Entries taken from a collection:
▼▼▼

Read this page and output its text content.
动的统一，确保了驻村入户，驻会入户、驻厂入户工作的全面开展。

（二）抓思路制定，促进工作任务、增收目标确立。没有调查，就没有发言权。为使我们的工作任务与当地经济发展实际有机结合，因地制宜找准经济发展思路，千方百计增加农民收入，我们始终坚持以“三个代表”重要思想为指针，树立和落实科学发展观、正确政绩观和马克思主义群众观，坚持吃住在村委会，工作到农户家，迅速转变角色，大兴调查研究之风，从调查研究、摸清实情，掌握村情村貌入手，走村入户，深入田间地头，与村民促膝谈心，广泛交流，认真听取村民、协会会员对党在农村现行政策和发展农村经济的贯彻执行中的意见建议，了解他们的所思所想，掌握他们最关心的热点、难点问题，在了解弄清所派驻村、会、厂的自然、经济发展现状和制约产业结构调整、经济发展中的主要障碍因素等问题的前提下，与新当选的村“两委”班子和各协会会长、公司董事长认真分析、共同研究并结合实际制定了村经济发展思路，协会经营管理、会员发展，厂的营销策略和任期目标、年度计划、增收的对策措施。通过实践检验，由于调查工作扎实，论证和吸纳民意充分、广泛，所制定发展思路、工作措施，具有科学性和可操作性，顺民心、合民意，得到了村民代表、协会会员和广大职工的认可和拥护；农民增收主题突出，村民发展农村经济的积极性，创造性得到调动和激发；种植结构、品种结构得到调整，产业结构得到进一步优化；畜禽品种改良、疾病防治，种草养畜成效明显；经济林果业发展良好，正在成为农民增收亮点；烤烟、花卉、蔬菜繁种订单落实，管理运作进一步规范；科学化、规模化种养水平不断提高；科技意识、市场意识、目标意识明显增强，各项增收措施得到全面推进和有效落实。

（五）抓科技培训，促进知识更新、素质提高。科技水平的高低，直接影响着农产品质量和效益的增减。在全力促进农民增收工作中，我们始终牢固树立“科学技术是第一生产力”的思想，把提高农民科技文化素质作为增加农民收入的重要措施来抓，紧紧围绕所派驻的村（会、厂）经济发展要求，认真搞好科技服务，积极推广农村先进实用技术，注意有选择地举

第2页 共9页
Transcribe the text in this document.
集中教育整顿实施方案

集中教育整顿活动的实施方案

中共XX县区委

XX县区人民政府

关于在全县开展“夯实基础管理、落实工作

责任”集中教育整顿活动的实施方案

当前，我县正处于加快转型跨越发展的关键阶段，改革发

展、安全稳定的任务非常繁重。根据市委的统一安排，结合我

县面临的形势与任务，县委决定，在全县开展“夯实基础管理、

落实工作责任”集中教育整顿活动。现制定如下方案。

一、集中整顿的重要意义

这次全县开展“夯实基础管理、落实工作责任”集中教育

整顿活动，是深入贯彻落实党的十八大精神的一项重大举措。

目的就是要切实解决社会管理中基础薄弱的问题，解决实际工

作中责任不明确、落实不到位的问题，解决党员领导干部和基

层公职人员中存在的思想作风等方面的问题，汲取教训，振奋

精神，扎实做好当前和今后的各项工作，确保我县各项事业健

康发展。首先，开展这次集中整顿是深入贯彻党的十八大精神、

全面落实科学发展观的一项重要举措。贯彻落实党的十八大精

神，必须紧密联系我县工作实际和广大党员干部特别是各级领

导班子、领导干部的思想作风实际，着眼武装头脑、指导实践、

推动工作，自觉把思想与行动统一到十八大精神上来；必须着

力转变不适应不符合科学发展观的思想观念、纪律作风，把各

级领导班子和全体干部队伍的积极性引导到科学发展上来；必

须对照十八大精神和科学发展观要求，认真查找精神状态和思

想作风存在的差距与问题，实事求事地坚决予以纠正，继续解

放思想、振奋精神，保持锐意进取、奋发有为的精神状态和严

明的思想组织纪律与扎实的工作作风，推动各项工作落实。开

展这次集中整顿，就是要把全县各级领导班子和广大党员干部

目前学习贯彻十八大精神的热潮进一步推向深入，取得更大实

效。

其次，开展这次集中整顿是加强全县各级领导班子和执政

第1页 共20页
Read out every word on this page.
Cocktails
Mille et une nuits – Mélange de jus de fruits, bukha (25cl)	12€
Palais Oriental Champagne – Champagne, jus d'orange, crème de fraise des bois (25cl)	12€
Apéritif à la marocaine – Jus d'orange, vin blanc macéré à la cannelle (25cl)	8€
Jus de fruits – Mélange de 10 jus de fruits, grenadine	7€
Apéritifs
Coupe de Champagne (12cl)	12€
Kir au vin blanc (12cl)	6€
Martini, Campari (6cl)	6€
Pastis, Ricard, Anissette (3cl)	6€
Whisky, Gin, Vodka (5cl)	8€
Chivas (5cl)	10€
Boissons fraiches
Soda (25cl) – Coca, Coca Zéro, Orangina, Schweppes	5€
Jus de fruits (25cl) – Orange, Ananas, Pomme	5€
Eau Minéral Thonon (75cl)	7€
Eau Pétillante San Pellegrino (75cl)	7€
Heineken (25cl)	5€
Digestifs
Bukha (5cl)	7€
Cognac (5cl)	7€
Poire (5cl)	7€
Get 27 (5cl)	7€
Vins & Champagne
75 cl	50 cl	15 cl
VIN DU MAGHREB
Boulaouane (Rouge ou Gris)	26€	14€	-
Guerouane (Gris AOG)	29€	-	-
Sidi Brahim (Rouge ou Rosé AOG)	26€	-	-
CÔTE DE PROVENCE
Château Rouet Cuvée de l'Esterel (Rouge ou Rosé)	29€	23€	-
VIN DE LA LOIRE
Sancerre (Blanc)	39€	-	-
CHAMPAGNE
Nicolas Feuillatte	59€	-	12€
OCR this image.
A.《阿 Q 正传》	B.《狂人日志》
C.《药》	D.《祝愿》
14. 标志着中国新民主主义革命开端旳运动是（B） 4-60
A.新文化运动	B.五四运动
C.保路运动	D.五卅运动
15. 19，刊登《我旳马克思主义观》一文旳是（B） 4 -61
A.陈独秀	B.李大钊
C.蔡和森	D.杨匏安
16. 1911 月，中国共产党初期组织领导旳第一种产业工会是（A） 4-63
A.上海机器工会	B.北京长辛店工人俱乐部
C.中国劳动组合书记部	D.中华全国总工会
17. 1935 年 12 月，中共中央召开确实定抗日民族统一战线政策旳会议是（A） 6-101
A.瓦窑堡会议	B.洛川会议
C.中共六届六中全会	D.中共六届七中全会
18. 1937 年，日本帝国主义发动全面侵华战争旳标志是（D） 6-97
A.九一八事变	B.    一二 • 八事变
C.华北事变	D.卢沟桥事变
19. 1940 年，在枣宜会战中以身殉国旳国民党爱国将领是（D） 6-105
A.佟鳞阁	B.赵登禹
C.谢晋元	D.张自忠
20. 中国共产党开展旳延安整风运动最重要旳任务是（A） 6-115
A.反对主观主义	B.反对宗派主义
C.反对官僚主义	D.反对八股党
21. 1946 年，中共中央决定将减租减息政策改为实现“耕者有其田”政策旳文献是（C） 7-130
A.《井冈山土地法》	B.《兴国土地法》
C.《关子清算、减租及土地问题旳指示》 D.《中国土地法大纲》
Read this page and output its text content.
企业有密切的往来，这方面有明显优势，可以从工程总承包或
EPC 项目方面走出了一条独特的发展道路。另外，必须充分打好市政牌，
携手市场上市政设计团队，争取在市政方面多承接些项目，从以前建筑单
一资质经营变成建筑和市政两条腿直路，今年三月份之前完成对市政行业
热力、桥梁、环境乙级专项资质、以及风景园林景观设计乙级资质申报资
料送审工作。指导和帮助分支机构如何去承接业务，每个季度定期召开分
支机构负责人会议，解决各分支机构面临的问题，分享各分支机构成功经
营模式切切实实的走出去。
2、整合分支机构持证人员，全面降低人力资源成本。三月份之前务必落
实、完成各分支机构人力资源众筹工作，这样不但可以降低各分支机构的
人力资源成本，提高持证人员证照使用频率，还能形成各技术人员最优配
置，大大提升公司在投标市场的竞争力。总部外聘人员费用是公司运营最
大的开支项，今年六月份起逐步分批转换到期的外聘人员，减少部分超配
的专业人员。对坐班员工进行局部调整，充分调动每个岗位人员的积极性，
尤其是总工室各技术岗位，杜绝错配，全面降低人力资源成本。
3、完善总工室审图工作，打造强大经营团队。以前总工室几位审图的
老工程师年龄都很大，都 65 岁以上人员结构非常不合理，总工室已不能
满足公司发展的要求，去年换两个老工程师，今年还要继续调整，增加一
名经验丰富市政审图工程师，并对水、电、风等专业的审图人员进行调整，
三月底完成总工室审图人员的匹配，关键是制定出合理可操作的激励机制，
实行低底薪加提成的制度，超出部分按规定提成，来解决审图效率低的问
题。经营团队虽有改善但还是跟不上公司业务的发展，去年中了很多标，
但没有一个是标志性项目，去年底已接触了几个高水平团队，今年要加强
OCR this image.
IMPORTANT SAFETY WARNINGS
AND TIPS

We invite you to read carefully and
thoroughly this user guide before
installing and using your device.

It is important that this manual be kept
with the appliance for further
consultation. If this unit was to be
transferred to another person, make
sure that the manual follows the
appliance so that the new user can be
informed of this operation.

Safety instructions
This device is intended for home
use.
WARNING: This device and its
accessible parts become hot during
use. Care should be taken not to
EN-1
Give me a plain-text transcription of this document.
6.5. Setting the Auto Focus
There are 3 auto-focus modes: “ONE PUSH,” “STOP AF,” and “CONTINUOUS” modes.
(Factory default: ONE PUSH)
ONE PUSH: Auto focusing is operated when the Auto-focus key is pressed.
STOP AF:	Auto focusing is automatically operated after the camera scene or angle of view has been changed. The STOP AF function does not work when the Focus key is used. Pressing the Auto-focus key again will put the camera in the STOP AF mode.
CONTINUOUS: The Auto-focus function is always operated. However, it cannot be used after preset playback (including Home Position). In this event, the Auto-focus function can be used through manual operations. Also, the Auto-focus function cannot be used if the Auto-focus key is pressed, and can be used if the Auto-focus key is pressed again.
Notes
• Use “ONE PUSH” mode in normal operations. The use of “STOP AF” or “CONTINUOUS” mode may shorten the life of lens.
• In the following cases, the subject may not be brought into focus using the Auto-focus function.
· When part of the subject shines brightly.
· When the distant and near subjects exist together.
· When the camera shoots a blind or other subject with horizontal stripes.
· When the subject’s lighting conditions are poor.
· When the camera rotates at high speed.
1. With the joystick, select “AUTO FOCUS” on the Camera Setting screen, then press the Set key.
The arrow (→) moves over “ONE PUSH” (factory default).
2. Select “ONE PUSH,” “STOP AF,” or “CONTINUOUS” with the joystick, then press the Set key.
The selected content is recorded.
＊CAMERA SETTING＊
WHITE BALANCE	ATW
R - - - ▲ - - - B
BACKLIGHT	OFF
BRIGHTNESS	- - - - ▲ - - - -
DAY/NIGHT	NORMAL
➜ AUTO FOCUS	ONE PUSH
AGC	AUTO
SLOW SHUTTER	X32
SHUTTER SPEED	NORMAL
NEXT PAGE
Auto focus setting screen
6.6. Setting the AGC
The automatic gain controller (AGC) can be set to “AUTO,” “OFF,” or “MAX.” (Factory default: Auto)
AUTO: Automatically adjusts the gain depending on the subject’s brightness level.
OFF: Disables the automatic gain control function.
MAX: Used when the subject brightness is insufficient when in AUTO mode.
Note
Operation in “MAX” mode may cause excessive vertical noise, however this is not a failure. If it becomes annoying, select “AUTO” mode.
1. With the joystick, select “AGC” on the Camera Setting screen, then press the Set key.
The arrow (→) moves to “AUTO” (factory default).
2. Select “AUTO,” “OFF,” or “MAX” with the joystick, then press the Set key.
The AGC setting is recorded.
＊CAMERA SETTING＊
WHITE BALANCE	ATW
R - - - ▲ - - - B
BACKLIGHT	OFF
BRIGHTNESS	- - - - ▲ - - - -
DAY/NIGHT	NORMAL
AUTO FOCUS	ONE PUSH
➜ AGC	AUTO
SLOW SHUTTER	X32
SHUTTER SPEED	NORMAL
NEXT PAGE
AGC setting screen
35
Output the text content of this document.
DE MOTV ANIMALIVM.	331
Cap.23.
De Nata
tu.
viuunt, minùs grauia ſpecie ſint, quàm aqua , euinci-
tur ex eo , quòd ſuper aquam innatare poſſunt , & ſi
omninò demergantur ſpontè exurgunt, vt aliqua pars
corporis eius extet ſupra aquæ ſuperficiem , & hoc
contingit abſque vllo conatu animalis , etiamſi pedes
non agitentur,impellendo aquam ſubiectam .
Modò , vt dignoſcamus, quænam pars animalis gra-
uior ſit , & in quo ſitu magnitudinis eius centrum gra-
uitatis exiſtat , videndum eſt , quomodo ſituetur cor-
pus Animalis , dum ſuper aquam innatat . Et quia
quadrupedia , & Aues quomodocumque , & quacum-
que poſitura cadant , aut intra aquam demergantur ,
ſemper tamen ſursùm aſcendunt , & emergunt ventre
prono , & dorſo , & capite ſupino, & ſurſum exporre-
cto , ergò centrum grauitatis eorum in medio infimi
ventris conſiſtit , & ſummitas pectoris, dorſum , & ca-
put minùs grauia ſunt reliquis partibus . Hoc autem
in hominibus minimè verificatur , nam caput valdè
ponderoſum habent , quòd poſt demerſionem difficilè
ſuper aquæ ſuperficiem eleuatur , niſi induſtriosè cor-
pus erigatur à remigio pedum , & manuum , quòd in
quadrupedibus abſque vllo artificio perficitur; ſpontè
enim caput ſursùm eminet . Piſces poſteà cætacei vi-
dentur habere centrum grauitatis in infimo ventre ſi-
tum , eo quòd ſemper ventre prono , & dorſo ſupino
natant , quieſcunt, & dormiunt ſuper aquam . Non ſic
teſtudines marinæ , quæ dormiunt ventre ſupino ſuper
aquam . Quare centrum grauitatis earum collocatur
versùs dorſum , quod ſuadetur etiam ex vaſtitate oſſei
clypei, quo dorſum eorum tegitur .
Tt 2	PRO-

▲▲▲

▶ _What is expected_: Go through the preceding material and copy each line that has the word "ſpontè".

▶ _Complete answer_:
omninò demergantur ſpontè exurgunt, vt aliqua pars
quadrupedibus abſque vllo artificio perficitur; ſpontè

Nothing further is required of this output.